[Collected data]

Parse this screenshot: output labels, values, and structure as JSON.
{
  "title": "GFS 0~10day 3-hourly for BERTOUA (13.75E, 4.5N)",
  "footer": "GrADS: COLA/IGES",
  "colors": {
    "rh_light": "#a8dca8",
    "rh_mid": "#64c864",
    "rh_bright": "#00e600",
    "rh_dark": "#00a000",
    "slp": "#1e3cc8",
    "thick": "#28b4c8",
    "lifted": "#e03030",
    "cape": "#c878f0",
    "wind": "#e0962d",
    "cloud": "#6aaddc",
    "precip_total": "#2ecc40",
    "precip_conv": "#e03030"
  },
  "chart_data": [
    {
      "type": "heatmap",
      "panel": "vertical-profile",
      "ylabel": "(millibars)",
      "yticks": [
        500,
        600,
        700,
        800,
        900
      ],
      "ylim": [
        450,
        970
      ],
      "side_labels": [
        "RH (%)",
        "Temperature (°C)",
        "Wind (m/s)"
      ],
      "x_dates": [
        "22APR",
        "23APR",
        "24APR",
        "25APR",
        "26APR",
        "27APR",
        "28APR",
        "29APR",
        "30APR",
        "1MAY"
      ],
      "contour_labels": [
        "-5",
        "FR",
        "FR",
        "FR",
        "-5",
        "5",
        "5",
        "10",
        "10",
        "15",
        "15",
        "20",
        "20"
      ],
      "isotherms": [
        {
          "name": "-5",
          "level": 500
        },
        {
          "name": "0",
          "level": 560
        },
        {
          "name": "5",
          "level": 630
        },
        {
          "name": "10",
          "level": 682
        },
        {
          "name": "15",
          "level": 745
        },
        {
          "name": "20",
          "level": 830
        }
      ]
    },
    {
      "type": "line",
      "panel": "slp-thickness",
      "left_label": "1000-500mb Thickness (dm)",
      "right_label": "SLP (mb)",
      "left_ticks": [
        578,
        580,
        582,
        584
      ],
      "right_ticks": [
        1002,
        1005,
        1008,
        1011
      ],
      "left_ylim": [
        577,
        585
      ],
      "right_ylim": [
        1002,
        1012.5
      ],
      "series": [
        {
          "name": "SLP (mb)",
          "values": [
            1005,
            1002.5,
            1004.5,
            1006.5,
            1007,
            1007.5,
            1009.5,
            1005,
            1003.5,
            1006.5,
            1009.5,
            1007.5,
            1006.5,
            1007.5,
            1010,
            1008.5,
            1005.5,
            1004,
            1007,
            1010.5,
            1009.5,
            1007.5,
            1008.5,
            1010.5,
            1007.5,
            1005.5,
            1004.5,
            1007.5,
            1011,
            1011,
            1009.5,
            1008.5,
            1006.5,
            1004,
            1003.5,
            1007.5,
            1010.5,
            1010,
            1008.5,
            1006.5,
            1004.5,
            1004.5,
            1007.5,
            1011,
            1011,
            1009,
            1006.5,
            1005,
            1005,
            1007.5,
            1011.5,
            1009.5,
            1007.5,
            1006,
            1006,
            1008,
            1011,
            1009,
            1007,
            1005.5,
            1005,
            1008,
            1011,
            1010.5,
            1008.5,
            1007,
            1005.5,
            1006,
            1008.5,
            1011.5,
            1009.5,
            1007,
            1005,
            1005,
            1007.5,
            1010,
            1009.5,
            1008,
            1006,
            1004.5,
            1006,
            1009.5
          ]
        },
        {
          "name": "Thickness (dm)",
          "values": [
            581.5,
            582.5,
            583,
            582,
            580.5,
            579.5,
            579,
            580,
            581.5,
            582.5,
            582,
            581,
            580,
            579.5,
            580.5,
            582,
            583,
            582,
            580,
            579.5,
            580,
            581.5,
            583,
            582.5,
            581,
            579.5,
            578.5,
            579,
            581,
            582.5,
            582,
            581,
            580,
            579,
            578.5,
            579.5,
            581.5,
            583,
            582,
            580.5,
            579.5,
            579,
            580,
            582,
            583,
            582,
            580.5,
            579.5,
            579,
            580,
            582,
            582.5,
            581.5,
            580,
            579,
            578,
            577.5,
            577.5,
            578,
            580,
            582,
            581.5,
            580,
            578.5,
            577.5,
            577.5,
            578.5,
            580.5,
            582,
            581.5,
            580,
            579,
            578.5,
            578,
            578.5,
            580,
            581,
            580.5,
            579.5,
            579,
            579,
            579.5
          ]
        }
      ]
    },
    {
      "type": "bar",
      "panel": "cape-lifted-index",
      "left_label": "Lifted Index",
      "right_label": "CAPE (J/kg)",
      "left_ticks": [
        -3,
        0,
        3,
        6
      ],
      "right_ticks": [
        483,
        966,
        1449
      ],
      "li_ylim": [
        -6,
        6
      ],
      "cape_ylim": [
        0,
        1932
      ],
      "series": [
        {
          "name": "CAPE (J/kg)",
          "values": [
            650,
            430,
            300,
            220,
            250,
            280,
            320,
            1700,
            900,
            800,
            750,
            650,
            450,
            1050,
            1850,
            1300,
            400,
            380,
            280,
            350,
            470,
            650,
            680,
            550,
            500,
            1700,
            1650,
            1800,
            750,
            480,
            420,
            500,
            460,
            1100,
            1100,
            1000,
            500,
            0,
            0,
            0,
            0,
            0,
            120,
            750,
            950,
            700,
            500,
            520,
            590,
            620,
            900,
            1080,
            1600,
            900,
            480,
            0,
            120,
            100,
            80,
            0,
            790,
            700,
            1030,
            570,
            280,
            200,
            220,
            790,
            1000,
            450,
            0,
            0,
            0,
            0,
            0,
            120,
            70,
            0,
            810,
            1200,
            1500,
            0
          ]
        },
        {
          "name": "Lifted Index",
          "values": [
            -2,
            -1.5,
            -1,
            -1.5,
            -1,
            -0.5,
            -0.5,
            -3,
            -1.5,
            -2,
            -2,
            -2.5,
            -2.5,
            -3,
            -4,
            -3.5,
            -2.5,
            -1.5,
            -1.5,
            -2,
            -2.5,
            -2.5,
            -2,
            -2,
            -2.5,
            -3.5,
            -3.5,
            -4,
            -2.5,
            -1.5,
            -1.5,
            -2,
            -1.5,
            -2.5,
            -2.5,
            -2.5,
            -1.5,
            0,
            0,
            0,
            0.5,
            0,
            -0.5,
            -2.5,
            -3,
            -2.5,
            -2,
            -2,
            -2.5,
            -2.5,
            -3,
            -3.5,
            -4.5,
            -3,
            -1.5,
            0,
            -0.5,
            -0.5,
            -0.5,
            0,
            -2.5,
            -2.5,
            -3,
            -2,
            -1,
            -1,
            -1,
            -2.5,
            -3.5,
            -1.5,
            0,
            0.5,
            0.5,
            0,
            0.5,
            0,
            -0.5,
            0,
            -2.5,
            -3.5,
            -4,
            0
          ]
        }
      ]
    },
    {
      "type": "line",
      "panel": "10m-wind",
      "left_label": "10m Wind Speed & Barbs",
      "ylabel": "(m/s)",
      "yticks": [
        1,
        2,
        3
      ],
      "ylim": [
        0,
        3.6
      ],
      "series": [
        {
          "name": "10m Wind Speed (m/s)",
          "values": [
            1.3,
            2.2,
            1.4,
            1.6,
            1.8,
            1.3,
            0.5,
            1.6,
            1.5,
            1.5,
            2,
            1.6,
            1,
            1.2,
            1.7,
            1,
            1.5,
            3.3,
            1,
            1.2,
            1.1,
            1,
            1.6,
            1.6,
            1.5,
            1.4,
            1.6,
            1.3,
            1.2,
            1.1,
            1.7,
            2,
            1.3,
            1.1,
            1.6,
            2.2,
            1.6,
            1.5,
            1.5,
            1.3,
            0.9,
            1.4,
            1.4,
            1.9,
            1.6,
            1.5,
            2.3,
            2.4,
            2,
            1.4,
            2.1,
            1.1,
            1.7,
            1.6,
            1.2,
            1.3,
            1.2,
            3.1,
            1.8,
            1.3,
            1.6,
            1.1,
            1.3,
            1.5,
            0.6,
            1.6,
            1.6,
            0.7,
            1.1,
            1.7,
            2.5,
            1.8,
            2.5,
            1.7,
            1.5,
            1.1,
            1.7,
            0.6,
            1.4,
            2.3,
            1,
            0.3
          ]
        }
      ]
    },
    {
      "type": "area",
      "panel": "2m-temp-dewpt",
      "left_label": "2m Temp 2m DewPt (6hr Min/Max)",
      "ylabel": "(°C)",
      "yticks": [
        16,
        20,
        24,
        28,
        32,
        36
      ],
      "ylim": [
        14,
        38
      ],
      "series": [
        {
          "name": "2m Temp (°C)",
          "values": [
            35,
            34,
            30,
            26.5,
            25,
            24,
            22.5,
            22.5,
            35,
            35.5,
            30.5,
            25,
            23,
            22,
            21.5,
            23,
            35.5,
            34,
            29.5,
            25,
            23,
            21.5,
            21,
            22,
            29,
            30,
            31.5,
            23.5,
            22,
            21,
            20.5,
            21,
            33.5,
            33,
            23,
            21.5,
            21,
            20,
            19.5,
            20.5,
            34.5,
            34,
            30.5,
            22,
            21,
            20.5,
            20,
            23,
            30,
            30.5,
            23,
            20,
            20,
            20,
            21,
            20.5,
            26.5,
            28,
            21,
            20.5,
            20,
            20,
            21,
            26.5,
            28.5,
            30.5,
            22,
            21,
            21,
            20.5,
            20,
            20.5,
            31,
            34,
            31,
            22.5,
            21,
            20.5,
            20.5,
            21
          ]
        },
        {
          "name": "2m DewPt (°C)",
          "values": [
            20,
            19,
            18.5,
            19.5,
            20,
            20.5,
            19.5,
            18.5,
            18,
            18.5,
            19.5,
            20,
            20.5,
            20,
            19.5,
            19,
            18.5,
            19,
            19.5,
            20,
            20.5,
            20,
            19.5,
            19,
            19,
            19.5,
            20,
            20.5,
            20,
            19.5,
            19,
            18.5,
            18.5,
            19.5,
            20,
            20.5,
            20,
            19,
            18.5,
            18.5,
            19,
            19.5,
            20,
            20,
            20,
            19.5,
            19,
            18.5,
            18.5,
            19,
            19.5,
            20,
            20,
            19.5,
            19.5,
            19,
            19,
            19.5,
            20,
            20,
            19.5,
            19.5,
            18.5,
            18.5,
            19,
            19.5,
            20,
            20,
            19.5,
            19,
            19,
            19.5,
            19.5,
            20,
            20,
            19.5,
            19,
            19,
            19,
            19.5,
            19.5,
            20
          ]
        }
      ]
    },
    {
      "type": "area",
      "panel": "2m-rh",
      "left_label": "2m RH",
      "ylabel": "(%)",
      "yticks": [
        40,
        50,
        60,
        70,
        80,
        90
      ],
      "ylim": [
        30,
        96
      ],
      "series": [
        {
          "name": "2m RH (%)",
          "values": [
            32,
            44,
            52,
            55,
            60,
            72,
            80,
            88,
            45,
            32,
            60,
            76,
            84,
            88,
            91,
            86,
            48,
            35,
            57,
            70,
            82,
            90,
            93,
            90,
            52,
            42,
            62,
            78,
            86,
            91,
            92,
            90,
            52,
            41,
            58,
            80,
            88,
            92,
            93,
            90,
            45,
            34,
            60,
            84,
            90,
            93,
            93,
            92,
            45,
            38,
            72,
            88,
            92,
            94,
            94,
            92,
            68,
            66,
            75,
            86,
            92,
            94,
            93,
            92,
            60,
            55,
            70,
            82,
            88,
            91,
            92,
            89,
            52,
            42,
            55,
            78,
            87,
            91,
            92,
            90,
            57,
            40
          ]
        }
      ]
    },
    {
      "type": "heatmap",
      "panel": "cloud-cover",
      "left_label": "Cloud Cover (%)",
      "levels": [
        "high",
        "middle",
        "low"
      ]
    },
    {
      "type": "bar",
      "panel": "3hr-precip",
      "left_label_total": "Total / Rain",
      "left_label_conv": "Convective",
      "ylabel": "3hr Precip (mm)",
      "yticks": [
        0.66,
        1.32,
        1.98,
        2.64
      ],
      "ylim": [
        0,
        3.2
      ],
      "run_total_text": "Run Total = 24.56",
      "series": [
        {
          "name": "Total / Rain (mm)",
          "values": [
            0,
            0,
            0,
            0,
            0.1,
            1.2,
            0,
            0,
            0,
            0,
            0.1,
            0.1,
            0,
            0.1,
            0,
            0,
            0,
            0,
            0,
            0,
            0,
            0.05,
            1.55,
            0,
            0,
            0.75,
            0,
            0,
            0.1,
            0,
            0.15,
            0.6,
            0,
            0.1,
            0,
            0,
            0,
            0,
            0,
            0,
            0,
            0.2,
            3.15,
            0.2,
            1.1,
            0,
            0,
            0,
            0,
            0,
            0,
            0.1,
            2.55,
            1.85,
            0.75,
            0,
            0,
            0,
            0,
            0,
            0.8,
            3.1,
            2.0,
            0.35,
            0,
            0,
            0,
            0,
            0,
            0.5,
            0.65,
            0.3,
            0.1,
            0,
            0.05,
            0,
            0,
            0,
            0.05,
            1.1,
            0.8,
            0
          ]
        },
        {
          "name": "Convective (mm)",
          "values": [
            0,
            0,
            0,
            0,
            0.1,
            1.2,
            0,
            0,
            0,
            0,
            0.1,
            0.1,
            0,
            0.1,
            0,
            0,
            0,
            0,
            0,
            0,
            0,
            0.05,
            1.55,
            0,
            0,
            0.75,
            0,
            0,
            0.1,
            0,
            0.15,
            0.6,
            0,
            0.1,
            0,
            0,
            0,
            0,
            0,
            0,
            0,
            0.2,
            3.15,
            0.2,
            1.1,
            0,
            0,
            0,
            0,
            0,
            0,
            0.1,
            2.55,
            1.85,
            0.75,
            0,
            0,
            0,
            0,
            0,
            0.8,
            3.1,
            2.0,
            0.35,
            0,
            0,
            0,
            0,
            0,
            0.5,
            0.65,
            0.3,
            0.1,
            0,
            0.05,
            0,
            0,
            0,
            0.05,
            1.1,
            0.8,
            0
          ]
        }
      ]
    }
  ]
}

=== GIVEN EXERCISE ===
From the listing, copy every line where the string "panel" appears.

=== SOLUTION TO THIS EXERCISE ===
      "panel": "vertical-profile",
      "panel": "slp-thickness",
      "panel": "cape-lifted-index",
      "panel": "10m-wind",
      "panel": "2m-temp-dewpt",
      "panel": "2m-rh",
      "panel": "cloud-cover",
      "panel": "3hr-precip",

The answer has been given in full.